** START OF SUPPLIED INFORMATION **

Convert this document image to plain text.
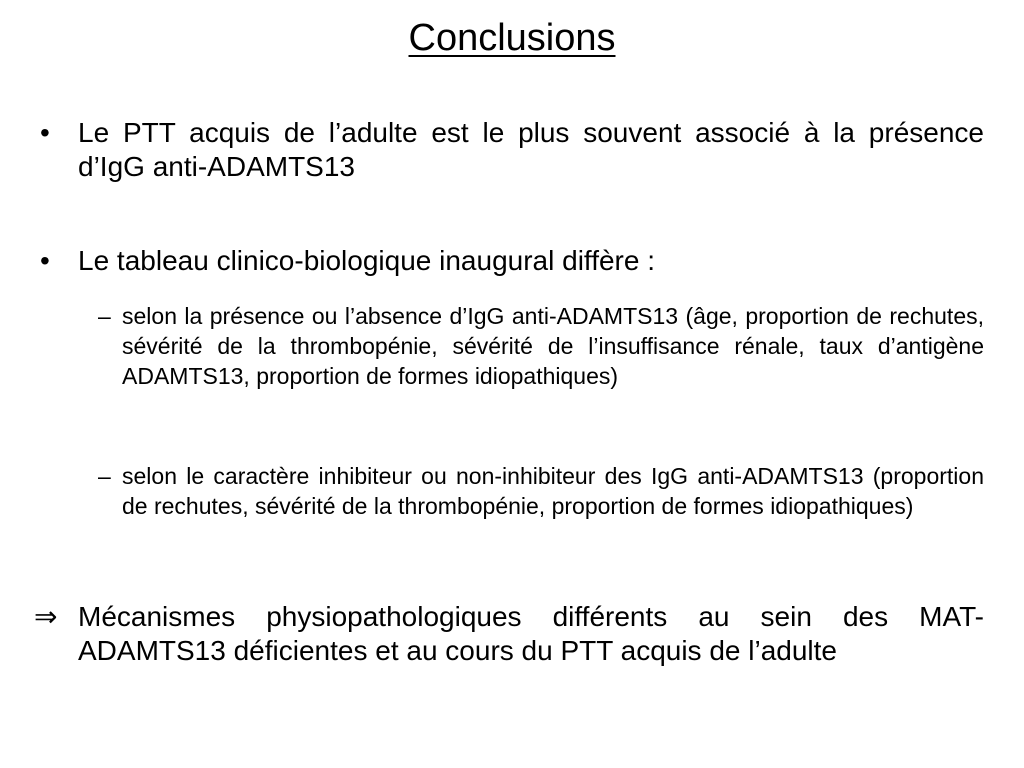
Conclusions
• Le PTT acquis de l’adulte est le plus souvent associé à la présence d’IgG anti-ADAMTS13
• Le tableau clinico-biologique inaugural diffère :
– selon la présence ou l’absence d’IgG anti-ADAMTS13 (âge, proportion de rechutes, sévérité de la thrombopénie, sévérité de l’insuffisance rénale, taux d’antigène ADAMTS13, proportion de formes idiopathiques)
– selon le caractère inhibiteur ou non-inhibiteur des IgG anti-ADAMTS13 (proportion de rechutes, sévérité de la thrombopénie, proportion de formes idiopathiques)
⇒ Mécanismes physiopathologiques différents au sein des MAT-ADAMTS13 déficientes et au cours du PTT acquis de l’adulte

** END OF SUPPLIED INFORMATION **

GOAL OF THE EXERCISE — Without the pictures, write out all of the material exactly.

TASK OUTPUT —
Convert this document image to plain text.
Conclusions
• Le PTT acquis de l’adulte est le plus souvent associé à la présence d’IgG anti-ADAMTS13
• Le tableau clinico-biologique inaugural diffère :
– selon la présence ou l’absence d’IgG anti-ADAMTS13 (âge, proportion de rechutes, sévérité de la thrombopénie, sévérité de l’insuffisance rénale, taux d’antigène ADAMTS13, proportion de formes idiopathiques)
– selon le caractère inhibiteur ou non-inhibiteur des IgG anti-ADAMTS13 (proportion de rechutes, sévérité de la thrombopénie, proportion de formes idiopathiques)
⇒ Mécanismes physiopathologiques différents au sein des MAT-ADAMTS13 déficientes et au cours du PTT acquis de l’adulte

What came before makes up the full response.